** Start of Extracted entries **

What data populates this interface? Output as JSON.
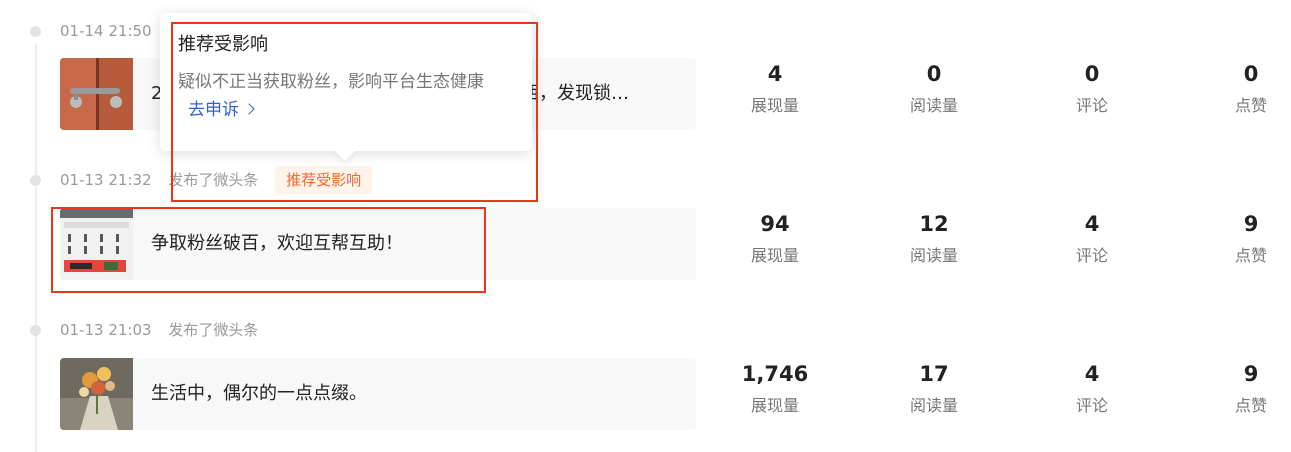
{
  "colors": {
    "accent_link": "#2f66c9",
    "badge_text": "#f06a2b",
    "annotation_red": "#e5391e"
  },
  "stat_labels": {
    "views": "展现量",
    "reads": "阅读量",
    "comments": "评论",
    "likes": "点赞"
  },
  "posts": [
    {
      "time": "01-14 21:50",
      "action": "",
      "text_visible_start": "2",
      "text_visible_end": "西，发现锁…",
      "thumbnail": "door-lock-photo",
      "stats": {
        "views": "4",
        "reads": "0",
        "comments": "0",
        "likes": "0"
      }
    },
    {
      "time": "01-13 21:32",
      "action": "发布了微头条",
      "badge": "推荐受影响",
      "text": "争取粉丝破百，欢迎互帮互助！",
      "thumbnail": "screenshot-thumbnail",
      "stats": {
        "views": "94",
        "reads": "12",
        "comments": "4",
        "likes": "9"
      }
    },
    {
      "time": "01-13 21:03",
      "action": "发布了微头条",
      "text": "生活中，偶尔的一点点缀。",
      "thumbnail": "flowers-photo",
      "stats": {
        "views": "1,746",
        "reads": "17",
        "comments": "4",
        "likes": "9"
      }
    }
  ],
  "tooltip": {
    "title": "推荐受影响",
    "description": "疑似不正当获取粉丝，影响平台生态健康",
    "appeal_label": "去申诉"
  }
}
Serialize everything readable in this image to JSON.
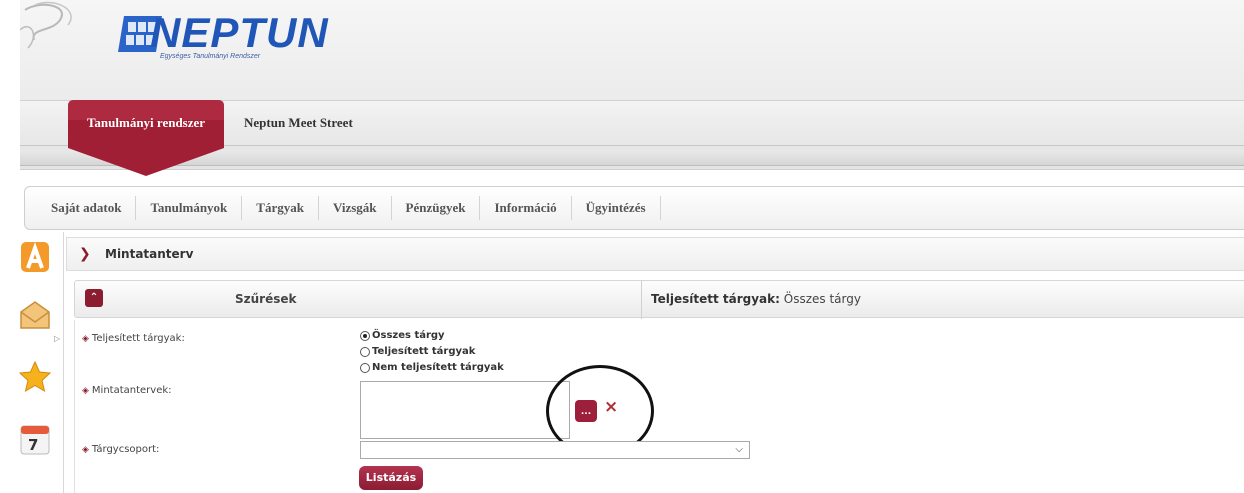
{
  "brand": {
    "name": "NEPTUN",
    "subtitle": "Egységes Tanulmányi Rendszer"
  },
  "top_tabs": [
    {
      "label": "Tanulmányi rendszer",
      "active": true
    },
    {
      "label": "Neptun Meet Street",
      "active": false
    }
  ],
  "menu": [
    {
      "label": "Saját adatok"
    },
    {
      "label": "Tanulmányok"
    },
    {
      "label": "Tárgyak"
    },
    {
      "label": "Vizsgák"
    },
    {
      "label": "Pénzügyek"
    },
    {
      "label": "Információ"
    },
    {
      "label": "Ügyintézés"
    }
  ],
  "side_icons": [
    "a-letter-icon",
    "envelope-icon",
    "star-icon",
    "calendar-icon"
  ],
  "calendar_day": "7",
  "page": {
    "title": "Mintatanterv"
  },
  "filters": {
    "label": "Szűrések",
    "status_label": "Teljesített tárgyak:",
    "status_value": "Összes tárgy"
  },
  "form": {
    "completed_label": "Teljesített tárgyak:",
    "radio_options": [
      {
        "label": "Összes tárgy",
        "selected": true
      },
      {
        "label": "Teljesített tárgyak",
        "selected": false
      },
      {
        "label": "Nem teljesített tárgyak",
        "selected": false
      }
    ],
    "curricula_label": "Mintatantervek:",
    "picker_button_label": "...",
    "clear_symbol": "×",
    "subject_group_label": "Tárgycsoport:",
    "subject_group_value": "",
    "list_button_label": "Listázás"
  },
  "colors": {
    "accent": "#8c1c30",
    "brand_blue": "#1f56b8"
  }
}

** End of Extracted entries **

Retype the data above exactly; pictures are not part of the copy.

Answer to the exercise —
What data populates this interface? Output as JSON.
{
  "colors": {
    "accent_link": "#2f66c9",
    "badge_text": "#f06a2b",
    "annotation_red": "#e5391e"
  },
  "stat_labels": {
    "views": "展现量",
    "reads": "阅读量",
    "comments": "评论",
    "likes": "点赞"
  },
  "posts": [
    {
      "time": "01-14 21:50",
      "action": "",
      "text_visible_start": "2",
      "text_visible_end": "西，发现锁…",
      "thumbnail": "door-lock-photo",
      "stats": {
        "views": "4",
        "reads": "0",
        "comments": "0",
        "likes": "0"
      }
    },
    {
      "time": "01-13 21:32",
      "action": "发布了微头条",
      "badge": "推荐受影响",
      "text": "争取粉丝破百，欢迎互帮互助！",
      "thumbnail": "screenshot-thumbnail",
      "stats": {
        "views": "94",
        "reads": "12",
        "comments": "4",
        "likes": "9"
      }
    },
    {
      "time": "01-13 21:03",
      "action": "发布了微头条",
      "text": "生活中，偶尔的一点点缀。",
      "thumbnail": "flowers-photo",
      "stats": {
        "views": "1,746",
        "reads": "17",
        "comments": "4",
        "likes": "9"
      }
    }
  ],
  "tooltip": {
    "title": "推荐受影响",
    "description": "疑似不正当获取粉丝，影响平台生态健康",
    "appeal_label": "去申诉"
  }
}
Serialize everything readable in this image to JSON.
{
  "brand": {
    "name": "NEPTUN",
    "subtitle": "Egységes Tanulmányi Rendszer"
  },
  "top_tabs": [
    {
      "label": "Tanulmányi rendszer",
      "active": true
    },
    {
      "label": "Neptun Meet Street",
      "active": false
    }
  ],
  "menu": [
    {
      "label": "Saját adatok"
    },
    {
      "label": "Tanulmányok"
    },
    {
      "label": "Tárgyak"
    },
    {
      "label": "Vizsgák"
    },
    {
      "label": "Pénzügyek"
    },
    {
      "label": "Információ"
    },
    {
      "label": "Ügyintézés"
    }
  ],
  "side_icons": [
    "a-letter-icon",
    "envelope-icon",
    "star-icon",
    "calendar-icon"
  ],
  "calendar_day": "7",
  "page": {
    "title": "Mintatanterv"
  },
  "filters": {
    "label": "Szűrések",
    "status_label": "Teljesített tárgyak:",
    "status_value": "Összes tárgy"
  },
  "form": {
    "completed_label": "Teljesített tárgyak:",
    "radio_options": [
      {
        "label": "Összes tárgy",
        "selected": true
      },
      {
        "label": "Teljesített tárgyak",
        "selected": false
      },
      {
        "label": "Nem teljesített tárgyak",
        "selected": false
      }
    ],
    "curricula_label": "Mintatantervek:",
    "picker_button_label": "...",
    "clear_symbol": "×",
    "subject_group_label": "Tárgycsoport:",
    "subject_group_value": "",
    "list_button_label": "Listázás"
  },
  "colors": {
    "accent": "#8c1c30",
    "brand_blue": "#1f56b8"
  }
}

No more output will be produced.